Prompt: Each entry should be quoted word for word, including every mark of punctuation.

Information supplied:
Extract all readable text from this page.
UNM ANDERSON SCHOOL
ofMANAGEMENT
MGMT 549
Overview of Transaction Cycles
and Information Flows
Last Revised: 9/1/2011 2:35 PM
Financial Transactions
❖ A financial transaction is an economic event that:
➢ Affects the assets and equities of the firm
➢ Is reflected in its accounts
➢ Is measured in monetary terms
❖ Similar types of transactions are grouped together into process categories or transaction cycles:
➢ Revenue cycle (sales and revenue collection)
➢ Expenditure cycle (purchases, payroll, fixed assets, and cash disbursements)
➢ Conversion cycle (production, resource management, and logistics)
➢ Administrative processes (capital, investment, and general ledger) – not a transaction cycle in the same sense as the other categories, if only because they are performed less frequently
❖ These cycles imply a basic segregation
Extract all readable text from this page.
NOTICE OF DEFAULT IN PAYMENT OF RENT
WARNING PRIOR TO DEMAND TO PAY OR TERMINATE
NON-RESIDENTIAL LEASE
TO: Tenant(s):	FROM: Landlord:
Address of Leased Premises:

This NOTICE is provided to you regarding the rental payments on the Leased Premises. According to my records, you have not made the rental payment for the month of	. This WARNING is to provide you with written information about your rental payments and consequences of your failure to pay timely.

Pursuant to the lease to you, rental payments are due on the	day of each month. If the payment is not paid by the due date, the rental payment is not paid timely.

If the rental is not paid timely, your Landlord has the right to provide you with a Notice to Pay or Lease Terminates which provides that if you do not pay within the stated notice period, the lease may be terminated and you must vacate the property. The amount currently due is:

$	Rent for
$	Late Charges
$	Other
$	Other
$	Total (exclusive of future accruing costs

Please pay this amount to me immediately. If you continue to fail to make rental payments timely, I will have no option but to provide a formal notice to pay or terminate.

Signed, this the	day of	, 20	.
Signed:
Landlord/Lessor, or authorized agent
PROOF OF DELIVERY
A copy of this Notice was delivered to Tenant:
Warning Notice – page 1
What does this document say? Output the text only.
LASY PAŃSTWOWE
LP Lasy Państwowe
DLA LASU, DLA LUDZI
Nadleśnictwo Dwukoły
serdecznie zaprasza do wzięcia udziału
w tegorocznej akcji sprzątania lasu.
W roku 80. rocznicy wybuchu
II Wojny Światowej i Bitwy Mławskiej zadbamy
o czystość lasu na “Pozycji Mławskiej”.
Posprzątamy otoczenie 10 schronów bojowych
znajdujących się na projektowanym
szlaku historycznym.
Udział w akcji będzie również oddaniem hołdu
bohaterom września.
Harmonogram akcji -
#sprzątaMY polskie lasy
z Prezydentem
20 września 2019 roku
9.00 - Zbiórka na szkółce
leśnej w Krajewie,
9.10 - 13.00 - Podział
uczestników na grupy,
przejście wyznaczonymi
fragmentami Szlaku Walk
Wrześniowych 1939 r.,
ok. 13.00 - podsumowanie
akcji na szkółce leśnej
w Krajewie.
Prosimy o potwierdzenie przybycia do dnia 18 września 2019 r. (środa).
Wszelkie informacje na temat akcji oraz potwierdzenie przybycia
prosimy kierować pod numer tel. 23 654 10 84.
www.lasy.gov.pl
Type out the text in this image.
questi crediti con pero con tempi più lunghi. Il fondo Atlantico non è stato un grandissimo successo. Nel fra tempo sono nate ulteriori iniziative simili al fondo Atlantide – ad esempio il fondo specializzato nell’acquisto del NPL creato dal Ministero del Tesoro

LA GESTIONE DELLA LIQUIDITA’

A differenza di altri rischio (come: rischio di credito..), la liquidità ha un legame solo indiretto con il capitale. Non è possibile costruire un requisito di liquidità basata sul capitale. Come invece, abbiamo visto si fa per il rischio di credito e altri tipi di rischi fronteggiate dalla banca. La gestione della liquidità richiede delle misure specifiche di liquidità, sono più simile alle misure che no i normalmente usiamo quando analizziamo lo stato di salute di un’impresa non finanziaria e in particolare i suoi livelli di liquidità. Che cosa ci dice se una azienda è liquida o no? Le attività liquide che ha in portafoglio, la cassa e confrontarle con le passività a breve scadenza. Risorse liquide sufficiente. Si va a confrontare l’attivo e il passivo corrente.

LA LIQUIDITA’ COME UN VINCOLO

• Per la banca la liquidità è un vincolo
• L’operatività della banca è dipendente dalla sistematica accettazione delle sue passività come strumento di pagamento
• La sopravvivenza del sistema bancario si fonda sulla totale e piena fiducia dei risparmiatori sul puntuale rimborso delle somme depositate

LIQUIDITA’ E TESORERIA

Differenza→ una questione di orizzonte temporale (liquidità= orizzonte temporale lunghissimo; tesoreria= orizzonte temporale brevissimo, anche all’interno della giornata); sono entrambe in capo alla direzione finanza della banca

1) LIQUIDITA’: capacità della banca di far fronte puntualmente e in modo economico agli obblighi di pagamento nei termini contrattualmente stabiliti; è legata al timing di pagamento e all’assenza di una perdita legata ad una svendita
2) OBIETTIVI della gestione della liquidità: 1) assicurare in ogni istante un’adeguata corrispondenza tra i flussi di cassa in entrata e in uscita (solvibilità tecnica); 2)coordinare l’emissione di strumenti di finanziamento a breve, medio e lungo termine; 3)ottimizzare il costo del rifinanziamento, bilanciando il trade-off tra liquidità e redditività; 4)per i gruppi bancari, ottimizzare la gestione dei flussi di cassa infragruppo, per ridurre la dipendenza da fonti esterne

Complete response:
Extract all readable text from this page.
UNM ANDERSON SCHOOL
ofMANAGEMENT
MGMT 549
Overview of Transaction Cycles
and Information Flows
Last Revised: 9/1/2011 2:35 PM
Financial Transactions
❖ A financial transaction is an economic event that:
➢ Affects the assets and equities of the firm
➢ Is reflected in its accounts
➢ Is measured in monetary terms
❖ Similar types of transactions are grouped together into process categories or transaction cycles:
➢ Revenue cycle (sales and revenue collection)
➢ Expenditure cycle (purchases, payroll, fixed assets, and cash disbursements)
➢ Conversion cycle (production, resource management, and logistics)
➢ Administrative processes (capital, investment, and general ledger) – not a transaction cycle in the same sense as the other categories, if only because they are performed less frequently
❖ These cycles imply a basic segregation
Extract all readable text from this page.
NOTICE OF DEFAULT IN PAYMENT OF RENT
WARNING PRIOR TO DEMAND TO PAY OR TERMINATE
NON-RESIDENTIAL LEASE
TO: Tenant(s):	FROM: Landlord:
Address of Leased Premises:

This NOTICE is provided to you regarding the rental payments on the Leased Premises. According to my records, you have not made the rental payment for the month of	. This WARNING is to provide you with written information about your rental payments and consequences of your failure to pay timely.

Pursuant to the lease to you, rental payments are due on the	day of each month. If the payment is not paid by the due date, the rental payment is not paid timely.

If the rental is not paid timely, your Landlord has the right to provide you with a Notice to Pay or Lease Terminates which provides that if you do not pay within the stated notice period, the lease may be terminated and you must vacate the property. The amount currently due is:

$	Rent for
$	Late Charges
$	Other
$	Other
$	Total (exclusive of future accruing costs

Please pay this amount to me immediately. If you continue to fail to make rental payments timely, I will have no option but to provide a formal notice to pay or terminate.

Signed, this the	day of	, 20	.
Signed:
Landlord/Lessor, or authorized agent
PROOF OF DELIVERY
A copy of this Notice was delivered to Tenant:
Warning Notice – page 1
What does this document say? Output the text only.
LASY PAŃSTWOWE
LP Lasy Państwowe
DLA LASU, DLA LUDZI
Nadleśnictwo Dwukoły
serdecznie zaprasza do wzięcia udziału
w tegorocznej akcji sprzątania lasu.
W roku 80. rocznicy wybuchu
II Wojny Światowej i Bitwy Mławskiej zadbamy
o czystość lasu na “Pozycji Mławskiej”.
Posprzątamy otoczenie 10 schronów bojowych
znajdujących się na projektowanym
szlaku historycznym.
Udział w akcji będzie również oddaniem hołdu
bohaterom września.
Harmonogram akcji -
#sprzątaMY polskie lasy
z Prezydentem
20 września 2019 roku
9.00 - Zbiórka na szkółce
leśnej w Krajewie,
9.10 - 13.00 - Podział
uczestników na grupy,
przejście wyznaczonymi
fragmentami Szlaku Walk
Wrześniowych 1939 r.,
ok. 13.00 - podsumowanie
akcji na szkółce leśnej
w Krajewie.
Prosimy o potwierdzenie przybycia do dnia 18 września 2019 r. (środa).
Wszelkie informacje na temat akcji oraz potwierdzenie przybycia
prosimy kierować pod numer tel. 23 654 10 84.
www.lasy.gov.pl
Type out the text in this image.
questi crediti con pero con tempi più lunghi. Il fondo Atlantico non è stato un grandissimo successo. Nel fra tempo sono nate ulteriori iniziative simili al fondo Atlantide – ad esempio il fondo specializzato nell’acquisto del NPL creato dal Ministero del Tesoro

LA GESTIONE DELLA LIQUIDITA’

A differenza di altri rischio (come: rischio di credito..), la liquidità ha un legame solo indiretto con il capitale. Non è possibile costruire un requisito di liquidità basata sul capitale. Come invece, abbiamo visto si fa per il rischio di credito e altri tipi di rischi fronteggiate dalla banca. La gestione della liquidità richiede delle misure specifiche di liquidità, sono più simile alle misure che no i normalmente usiamo quando analizziamo lo stato di salute di un’impresa non finanziaria e in particolare i suoi livelli di liquidità. Che cosa ci dice se una azienda è liquida o no? Le attività liquide che ha in portafoglio, la cassa e confrontarle con le passività a breve scadenza. Risorse liquide sufficiente. Si va a confrontare l’attivo e il passivo corrente.

LA LIQUIDITA’ COME UN VINCOLO

• Per la banca la liquidità è un vincolo
• L’operatività della banca è dipendente dalla sistematica accettazione delle sue passività come strumento di pagamento
• La sopravvivenza del sistema bancario si fonda sulla totale e piena fiducia dei risparmiatori sul puntuale rimborso delle somme depositate

LIQUIDITA’ E TESORERIA

Differenza→ una questione di orizzonte temporale (liquidità= orizzonte temporale lunghissimo; tesoreria= orizzonte temporale brevissimo, anche all’interno della giornata); sono entrambe in capo alla direzione finanza della banca

1) LIQUIDITA’: capacità della banca di far fronte puntualmente e in modo economico agli obblighi di pagamento nei termini contrattualmente stabiliti; è legata al timing di pagamento e all’assenza di una perdita legata ad una svendita
2) OBIETTIVI della gestione della liquidità: 1) assicurare in ogni istante un’adeguata corrispondenza tra i flussi di cassa in entrata e in uscita (solvibilità tecnica); 2)coordinare l’emissione di strumenti di finanziamento a breve, medio e lungo termine; 3)ottimizzare il costo del rifinanziamento, bilanciando il trade-off tra liquidità e redditività; 4)per i gruppi bancari, ottimizzare la gestione dei flussi di cassa infragruppo, per ridurre la dipendenza da fonti esterne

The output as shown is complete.